→ Problem to solve
Retype the listing that follows, exactly as written.
** Begin **
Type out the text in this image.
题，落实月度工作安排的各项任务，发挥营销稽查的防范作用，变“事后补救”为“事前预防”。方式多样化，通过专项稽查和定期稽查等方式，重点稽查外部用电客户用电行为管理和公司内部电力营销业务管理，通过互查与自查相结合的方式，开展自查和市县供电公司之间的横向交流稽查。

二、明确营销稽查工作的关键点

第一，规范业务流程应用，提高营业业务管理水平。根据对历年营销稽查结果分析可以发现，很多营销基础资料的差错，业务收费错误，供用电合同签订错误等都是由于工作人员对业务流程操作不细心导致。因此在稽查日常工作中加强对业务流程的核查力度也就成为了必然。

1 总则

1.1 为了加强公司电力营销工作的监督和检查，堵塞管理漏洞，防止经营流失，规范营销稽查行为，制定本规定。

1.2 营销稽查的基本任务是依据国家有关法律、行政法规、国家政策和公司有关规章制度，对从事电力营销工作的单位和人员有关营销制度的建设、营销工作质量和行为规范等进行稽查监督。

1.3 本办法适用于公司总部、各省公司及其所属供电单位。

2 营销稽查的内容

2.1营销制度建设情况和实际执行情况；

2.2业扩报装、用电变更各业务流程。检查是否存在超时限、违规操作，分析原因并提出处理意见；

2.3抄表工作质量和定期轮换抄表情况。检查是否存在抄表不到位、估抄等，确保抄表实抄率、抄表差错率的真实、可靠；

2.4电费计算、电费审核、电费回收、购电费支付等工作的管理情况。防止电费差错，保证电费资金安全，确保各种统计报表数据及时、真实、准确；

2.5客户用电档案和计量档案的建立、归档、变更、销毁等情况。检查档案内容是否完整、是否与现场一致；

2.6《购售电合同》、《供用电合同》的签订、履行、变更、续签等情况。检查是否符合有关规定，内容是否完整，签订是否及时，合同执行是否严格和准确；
** End **
→ Answer in full
Type out the text in this image.
题，落实月度工作安排的各项任务，发挥营销稽查的防范作用，变“事后补救”为“事前预防”。方式多样化，通过专项稽查和定期稽查等方式，重点稽查外部用电客户用电行为管理和公司内部电力营销业务管理，通过互查与自查相结合的方式，开展自查和市县供电公司之间的横向交流稽查。

二、明确营销稽查工作的关键点

第一，规范业务流程应用，提高营业业务管理水平。根据对历年营销稽查结果分析可以发现，很多营销基础资料的差错，业务收费错误，供用电合同签订错误等都是由于工作人员对业务流程操作不细心导致。因此在稽查日常工作中加强对业务流程的核查力度也就成为了必然。

1 总则

1.1 为了加强公司电力营销工作的监督和检查，堵塞管理漏洞，防止经营流失，规范营销稽查行为，制定本规定。

1.2 营销稽查的基本任务是依据国家有关法律、行政法规、国家政策和公司有关规章制度，对从事电力营销工作的单位和人员有关营销制度的建设、营销工作质量和行为规范等进行稽查监督。

1.3 本办法适用于公司总部、各省公司及其所属供电单位。

2 营销稽查的内容

2.1营销制度建设情况和实际执行情况；

2.2业扩报装、用电变更各业务流程。检查是否存在超时限、违规操作，分析原因并提出处理意见；

2.3抄表工作质量和定期轮换抄表情况。检查是否存在抄表不到位、估抄等，确保抄表实抄率、抄表差错率的真实、可靠；

2.4电费计算、电费审核、电费回收、购电费支付等工作的管理情况。防止电费差错，保证电费资金安全，确保各种统计报表数据及时、真实、准确；

2.5客户用电档案和计量档案的建立、归档、变更、销毁等情况。检查档案内容是否完整、是否与现场一致；

2.6《购售电合同》、《供用电合同》的签订、履行、变更、续签等情况。检查是否符合有关规定，内容是否完整，签订是否及时，合同执行是否严格和准确；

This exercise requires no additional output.